▸ **PROVIDED INFORMATION**:
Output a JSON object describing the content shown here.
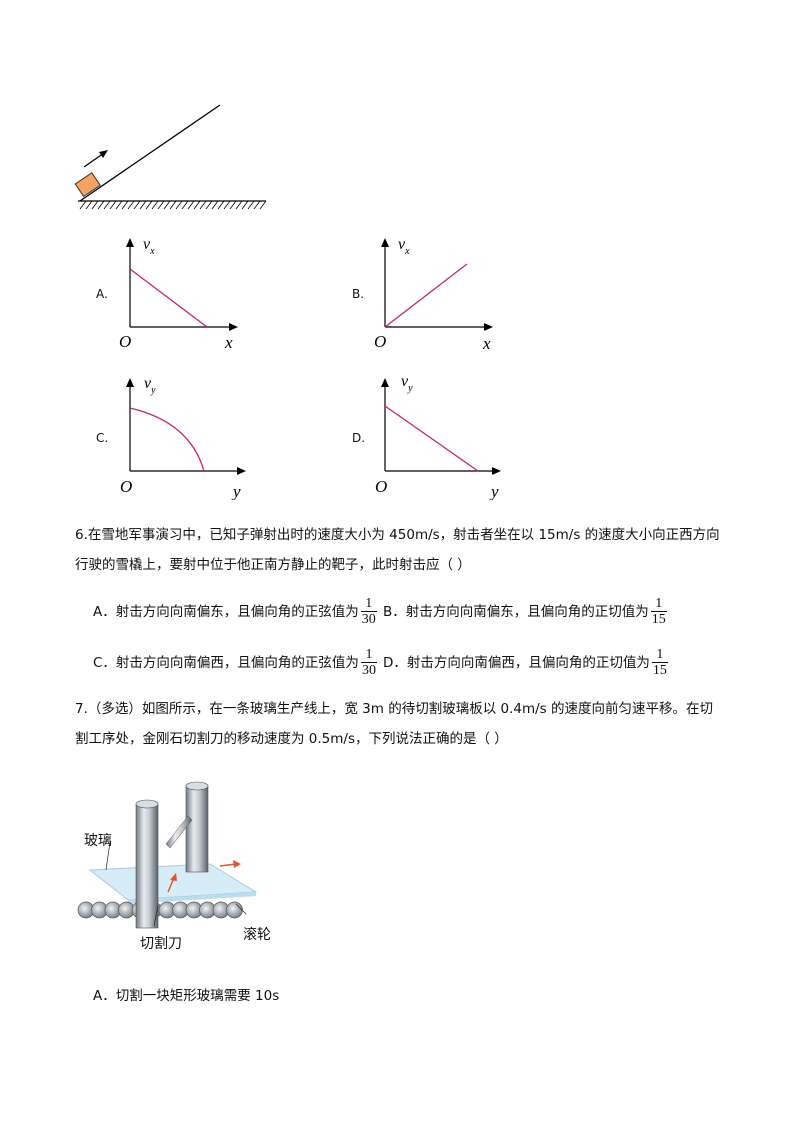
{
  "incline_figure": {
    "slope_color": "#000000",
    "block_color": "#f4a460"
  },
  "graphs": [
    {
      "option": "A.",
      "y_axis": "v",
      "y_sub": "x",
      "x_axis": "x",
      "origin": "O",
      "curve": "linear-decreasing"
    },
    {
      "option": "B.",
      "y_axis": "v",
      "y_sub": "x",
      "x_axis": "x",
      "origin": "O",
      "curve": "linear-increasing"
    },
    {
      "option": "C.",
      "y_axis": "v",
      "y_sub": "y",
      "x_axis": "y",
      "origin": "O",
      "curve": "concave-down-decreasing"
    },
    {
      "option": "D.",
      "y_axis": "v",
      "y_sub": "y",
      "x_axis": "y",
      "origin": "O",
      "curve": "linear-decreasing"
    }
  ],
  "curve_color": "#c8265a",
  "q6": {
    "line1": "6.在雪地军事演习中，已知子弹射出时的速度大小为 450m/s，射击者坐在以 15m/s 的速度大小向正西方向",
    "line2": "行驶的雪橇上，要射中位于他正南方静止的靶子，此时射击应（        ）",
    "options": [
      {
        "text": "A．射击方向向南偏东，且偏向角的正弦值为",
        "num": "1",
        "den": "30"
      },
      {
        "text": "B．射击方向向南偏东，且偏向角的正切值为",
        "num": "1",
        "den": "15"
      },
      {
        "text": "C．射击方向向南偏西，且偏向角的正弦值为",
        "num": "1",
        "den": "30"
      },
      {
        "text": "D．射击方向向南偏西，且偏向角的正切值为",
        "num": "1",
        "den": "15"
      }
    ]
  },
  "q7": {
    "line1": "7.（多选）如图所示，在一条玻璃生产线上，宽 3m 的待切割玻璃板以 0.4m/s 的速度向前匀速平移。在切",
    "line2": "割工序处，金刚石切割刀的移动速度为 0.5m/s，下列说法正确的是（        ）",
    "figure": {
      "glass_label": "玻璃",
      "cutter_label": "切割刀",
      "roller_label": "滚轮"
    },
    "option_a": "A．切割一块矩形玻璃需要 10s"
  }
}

▸ **WHAT YOU NEED TO DO**: Report how many lines in this data include the string "射击方向向南偏西", and nothing else.

▸ **WRITTEN SOLUTION**: 2